RAW DATA:
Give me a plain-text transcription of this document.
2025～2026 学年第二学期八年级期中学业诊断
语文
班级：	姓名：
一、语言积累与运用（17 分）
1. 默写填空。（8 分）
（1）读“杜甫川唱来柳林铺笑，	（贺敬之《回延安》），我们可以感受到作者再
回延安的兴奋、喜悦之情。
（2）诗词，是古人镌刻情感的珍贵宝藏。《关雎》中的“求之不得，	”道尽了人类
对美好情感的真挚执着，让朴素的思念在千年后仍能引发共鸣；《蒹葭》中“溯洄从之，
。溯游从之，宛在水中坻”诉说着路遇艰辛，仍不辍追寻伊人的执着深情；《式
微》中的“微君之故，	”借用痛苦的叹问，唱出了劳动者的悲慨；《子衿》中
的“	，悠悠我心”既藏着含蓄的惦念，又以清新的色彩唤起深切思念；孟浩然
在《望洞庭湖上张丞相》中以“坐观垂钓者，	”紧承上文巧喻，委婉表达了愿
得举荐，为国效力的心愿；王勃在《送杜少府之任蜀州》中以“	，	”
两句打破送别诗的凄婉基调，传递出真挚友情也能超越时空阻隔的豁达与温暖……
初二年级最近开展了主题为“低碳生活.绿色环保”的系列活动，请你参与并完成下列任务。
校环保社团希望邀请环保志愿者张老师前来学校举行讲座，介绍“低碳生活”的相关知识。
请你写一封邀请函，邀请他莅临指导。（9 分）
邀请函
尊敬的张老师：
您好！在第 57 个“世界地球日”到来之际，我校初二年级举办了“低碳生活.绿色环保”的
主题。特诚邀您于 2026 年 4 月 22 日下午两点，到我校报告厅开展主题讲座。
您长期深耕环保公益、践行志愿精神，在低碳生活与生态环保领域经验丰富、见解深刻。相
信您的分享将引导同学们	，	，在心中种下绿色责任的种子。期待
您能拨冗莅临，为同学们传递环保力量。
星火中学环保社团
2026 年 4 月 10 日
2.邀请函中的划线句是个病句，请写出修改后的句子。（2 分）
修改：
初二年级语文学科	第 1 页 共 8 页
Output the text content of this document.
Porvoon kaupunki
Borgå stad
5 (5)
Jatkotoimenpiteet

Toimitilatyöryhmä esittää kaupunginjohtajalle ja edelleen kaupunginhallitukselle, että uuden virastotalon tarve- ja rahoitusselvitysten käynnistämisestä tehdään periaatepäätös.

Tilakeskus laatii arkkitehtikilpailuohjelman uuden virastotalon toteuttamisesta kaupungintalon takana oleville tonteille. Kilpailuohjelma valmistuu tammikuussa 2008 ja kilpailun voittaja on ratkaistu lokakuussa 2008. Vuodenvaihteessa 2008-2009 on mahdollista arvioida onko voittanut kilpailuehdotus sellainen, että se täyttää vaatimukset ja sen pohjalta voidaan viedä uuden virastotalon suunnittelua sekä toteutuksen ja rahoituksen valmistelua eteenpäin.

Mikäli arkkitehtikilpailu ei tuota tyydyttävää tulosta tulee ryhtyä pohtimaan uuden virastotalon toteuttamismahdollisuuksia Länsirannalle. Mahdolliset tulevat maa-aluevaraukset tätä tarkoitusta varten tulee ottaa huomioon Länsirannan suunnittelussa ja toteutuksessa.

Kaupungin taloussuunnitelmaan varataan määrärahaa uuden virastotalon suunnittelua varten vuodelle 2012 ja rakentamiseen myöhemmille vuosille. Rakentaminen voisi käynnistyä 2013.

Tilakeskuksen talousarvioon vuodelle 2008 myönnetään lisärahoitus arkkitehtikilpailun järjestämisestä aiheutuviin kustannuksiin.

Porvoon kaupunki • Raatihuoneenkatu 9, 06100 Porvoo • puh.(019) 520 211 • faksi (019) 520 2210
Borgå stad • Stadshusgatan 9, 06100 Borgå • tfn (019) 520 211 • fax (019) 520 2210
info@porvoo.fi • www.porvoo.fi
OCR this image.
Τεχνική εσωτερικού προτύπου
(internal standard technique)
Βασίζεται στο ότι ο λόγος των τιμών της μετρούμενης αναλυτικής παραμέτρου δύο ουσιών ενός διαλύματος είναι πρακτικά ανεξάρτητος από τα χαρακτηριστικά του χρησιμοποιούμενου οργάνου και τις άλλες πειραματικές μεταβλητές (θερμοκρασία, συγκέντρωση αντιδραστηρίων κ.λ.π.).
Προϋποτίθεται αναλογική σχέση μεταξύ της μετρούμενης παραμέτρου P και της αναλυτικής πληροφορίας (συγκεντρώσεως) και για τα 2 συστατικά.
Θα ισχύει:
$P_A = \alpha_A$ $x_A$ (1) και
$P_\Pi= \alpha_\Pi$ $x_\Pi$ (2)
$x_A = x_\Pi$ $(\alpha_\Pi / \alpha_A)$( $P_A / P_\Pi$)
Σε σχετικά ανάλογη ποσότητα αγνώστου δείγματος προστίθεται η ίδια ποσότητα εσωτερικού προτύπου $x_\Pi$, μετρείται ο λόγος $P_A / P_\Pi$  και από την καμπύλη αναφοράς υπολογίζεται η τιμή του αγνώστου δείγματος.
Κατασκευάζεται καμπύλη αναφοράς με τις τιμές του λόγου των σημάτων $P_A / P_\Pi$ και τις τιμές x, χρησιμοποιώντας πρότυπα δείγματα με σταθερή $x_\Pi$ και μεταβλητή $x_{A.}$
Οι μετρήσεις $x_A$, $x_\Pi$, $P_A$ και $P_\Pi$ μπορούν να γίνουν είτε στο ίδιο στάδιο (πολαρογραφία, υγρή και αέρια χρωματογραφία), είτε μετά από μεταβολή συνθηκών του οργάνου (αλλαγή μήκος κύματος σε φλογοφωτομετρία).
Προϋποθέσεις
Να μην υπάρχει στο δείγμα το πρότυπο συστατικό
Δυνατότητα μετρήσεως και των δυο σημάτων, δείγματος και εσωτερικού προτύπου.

OBJECTIVE:
Filter out every line that lacks the word "οργάνου", and copy the rest.

PROBLEM SOLUTION:
Βασίζεται στο ότι ο λόγος των τιμών της μετρούμενης αναλυτικής παραμέτρου δύο ουσιών ενός διαλύματος είναι πρακτικά ανεξάρτητος από τα χαρακτηριστικά του χρησιμοποιούμενου οργάνου και τις άλλες πειραματικές μεταβλητές (θερμοκρασία, συγκέντρωση αντιδραστηρίων κ.λ.π.).
Οι μετρήσεις $x_A$, $x_\Pi$, $P_A$ και $P_\Pi$ μπορούν να γίνουν είτε στο ίδιο στάδιο (πολαρογραφία, υγρή και αέρια χρωματογραφία), είτε μετά από μεταβολή συνθηκών του οργάνου (αλλαγή μήκος κύματος σε φλογοφωτομετρία).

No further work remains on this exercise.